* _REQUIRED TASK_
Each line of the material must be repeated precisely, with the pictures left out.

* _RECORDS SHOWN_
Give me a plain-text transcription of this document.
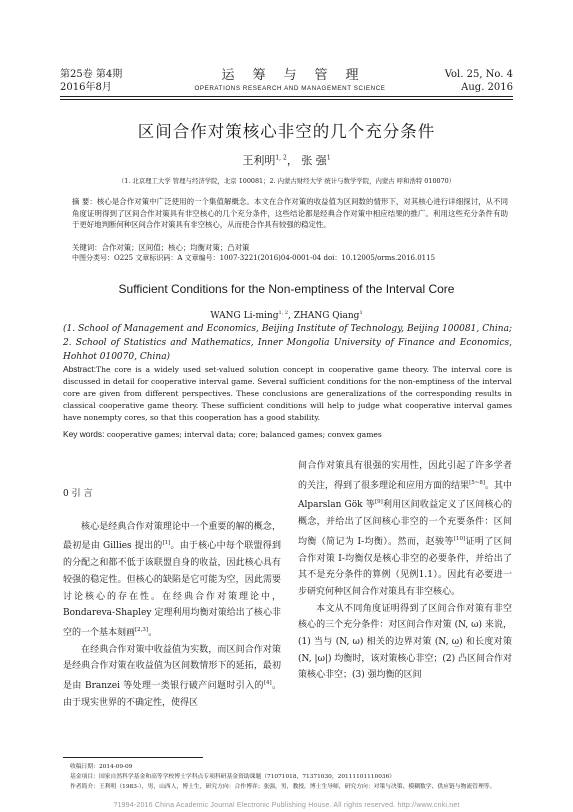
第25卷 第4期
2016年8月
运筹与管理
OPERATIONS RESEARCH AND MANAGEMENT SCIENCE
Vol. 25, No. 4
Aug. 2016
区间合作对策核心非空的几个充分条件
王利明$^{1, 2}$， 张 强$^1$
（1. 北京理工大学 管理与经济学院，北京 100081；2. 内蒙古财经大学 统计与数学学院，内蒙古 呼和浩特 010070）
摘 要：核心是合作对策中广泛使用的一个集值解概念。本文在合作对策的收益值为区间数的情形下，对其核心进行详细探讨，从不同角度证明得到了区间合作对策具有非空核心的几个充分条件，这些结论都是经典合作对策中相应结果的推广。利用这些充分条件有助于更好地判断何种区间合作对策具有非空核心，从而使合作具有较强的稳定性。
关键词：合作对策；区间值；核心；均衡对策；凸对策
中图分类号：O225 文章标识码：A 文章编号：1007-3221(2016)04-0001-04 doi：10.12005/orms.2016.0115
Sufficient Conditions for the Non-emptiness of the Interval Core
WANG Li-ming$^{1, 2}$, ZHANG Qiang$^1$
(1. School of Management and Economics, Beijing Institute of Technology, Beijing 100081, China; 2. School of Statistics and Mathematics, Inner Mongolia University of Finance and Economics, Hohhot 010070, China)
Abstract:The core is a widely used set-valued solution concept in cooperative game theory. The interval core is discussed in detail for cooperative interval game. Several sufficient conditions for the non-emptiness of the interval core are given from different perspectives. These conclusions are generalizations of the corresponding results in classical cooperative game theory. These sufficient conditions will help to judge what cooperative interval games have nonempty cores, so that this cooperation has a good stability.
Key words: cooperative games; interval data; core; balanced games; convex games

0 引 言

核心是经典合作对策理论中一个重要的解的概念，最初是由 Gillies 提出的[1]。由于核心中每个联盟得到的分配之和都不低于该联盟自身的收益，因此核心具有较强的稳定性。但核心的缺陷是它可能为空，因此需要讨论核心的存在性。在经典合作对策理论中，Bondareva-Shapley 定理利用均衡对策给出了核心非空的一个基本刻画[2,3]。

在经典合作对策中收益值为实数，而区间合作对策是经典合作对策在收益值为区间数情形下的延拓，最初是由 Branzei 等处理一类银行破产问题时引入的[4]。由于现实世界的不确定性，使得区

间合作对策具有很强的实用性，因此引起了许多学者的关注，得到了很多理论和应用方面的结果[5~8]。其中 Alparslan Gök 等[9]利用区间收益定义了区间核心的概念，并给出了区间核心非空的一个充要条件：区间均衡（简记为 I-均衡）。然而，赵骏等[10]证明了区间合作对策 I-均衡仅是核心非空的必要条件，并给出了其不是充分条件的算例（见例1.1）。因此有必要进一步研究何种区间合作对策具有非空核心。

本文从不同角度证明得到了区间合作对策有非空核心的三个充分条件：对区间合作对策 (N, ω) 来说，(1) 当与 (N, ω) 相关的边界对策 (N, ω̲) 和长度对策 (N, |ω|) 均衡时，该对策核心非空；(2) 凸区间合作对策核心非空；(3) 强均衡的区间

收稿日期：2014-09-09
基金项目：国家自然科学基金和高等学校博士学科点专项科研基金资助课题（71071018，71371030，20111101110036）
作者简介：王利明（1983-），男，山西人，博士生，研究方向：合作博弈；张强，男，教授，博士生导师，研究方向：对策与决策、模糊数学、供应链与物流管理等。
?1994-2016 China Academic Journal Electronic Publishing House. All rights reserved. http://www.cnki.net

* _WRITTEN REPLY_
Give me a plain-text transcription of this document.
第25卷 第4期
2016年8月
运筹与管理
OPERATIONS RESEARCH AND MANAGEMENT SCIENCE
Vol. 25, No. 4
Aug. 2016
区间合作对策核心非空的几个充分条件
王利明$^{1, 2}$， 张 强$^1$
（1. 北京理工大学 管理与经济学院，北京 100081；2. 内蒙古财经大学 统计与数学学院，内蒙古 呼和浩特 010070）
摘 要：核心是合作对策中广泛使用的一个集值解概念。本文在合作对策的收益值为区间数的情形下，对其核心进行详细探讨，从不同角度证明得到了区间合作对策具有非空核心的几个充分条件，这些结论都是经典合作对策中相应结果的推广。利用这些充分条件有助于更好地判断何种区间合作对策具有非空核心，从而使合作具有较强的稳定性。
关键词：合作对策；区间值；核心；均衡对策；凸对策
中图分类号：O225 文章标识码：A 文章编号：1007-3221(2016)04-0001-04 doi：10.12005/orms.2016.0115
Sufficient Conditions for the Non-emptiness of the Interval Core
WANG Li-ming$^{1, 2}$, ZHANG Qiang$^1$
(1. School of Management and Economics, Beijing Institute of Technology, Beijing 100081, China; 2. School of Statistics and Mathematics, Inner Mongolia University of Finance and Economics, Hohhot 010070, China)
Abstract:The core is a widely used set-valued solution concept in cooperative game theory. The interval core is discussed in detail for cooperative interval game. Several sufficient conditions for the non-emptiness of the interval core are given from different perspectives. These conclusions are generalizations of the corresponding results in classical cooperative game theory. These sufficient conditions will help to judge what cooperative interval games have nonempty cores, so that this cooperation has a good stability.
Key words: cooperative games; interval data; core; balanced games; convex games

0 引 言

核心是经典合作对策理论中一个重要的解的概念，最初是由 Gillies 提出的[1]。由于核心中每个联盟得到的分配之和都不低于该联盟自身的收益，因此核心具有较强的稳定性。但核心的缺陷是它可能为空，因此需要讨论核心的存在性。在经典合作对策理论中，Bondareva-Shapley 定理利用均衡对策给出了核心非空的一个基本刻画[2,3]。

在经典合作对策中收益值为实数，而区间合作对策是经典合作对策在收益值为区间数情形下的延拓，最初是由 Branzei 等处理一类银行破产问题时引入的[4]。由于现实世界的不确定性，使得区

间合作对策具有很强的实用性，因此引起了许多学者的关注，得到了很多理论和应用方面的结果[5~8]。其中 Alparslan Gök 等[9]利用区间收益定义了区间核心的概念，并给出了区间核心非空的一个充要条件：区间均衡（简记为 I-均衡）。然而，赵骏等[10]证明了区间合作对策 I-均衡仅是核心非空的必要条件，并给出了其不是充分条件的算例（见例1.1）。因此有必要进一步研究何种区间合作对策具有非空核心。

本文从不同角度证明得到了区间合作对策有非空核心的三个充分条件：对区间合作对策 (N, ω) 来说，(1) 当与 (N, ω) 相关的边界对策 (N, ω̲) 和长度对策 (N, |ω|) 均衡时，该对策核心非空；(2) 凸区间合作对策核心非空；(3) 强均衡的区间

收稿日期：2014-09-09
基金项目：国家自然科学基金和高等学校博士学科点专项科研基金资助课题（71071018，71371030，20111101110036）
作者简介：王利明（1983-），男，山西人，博士生，研究方向：合作博弈；张强，男，教授，博士生导师，研究方向：对策与决策、模糊数学、供应链与物流管理等。
?1994-2016 China Academic Journal Electronic Publishing House. All rights reserved. http://www.cnki.net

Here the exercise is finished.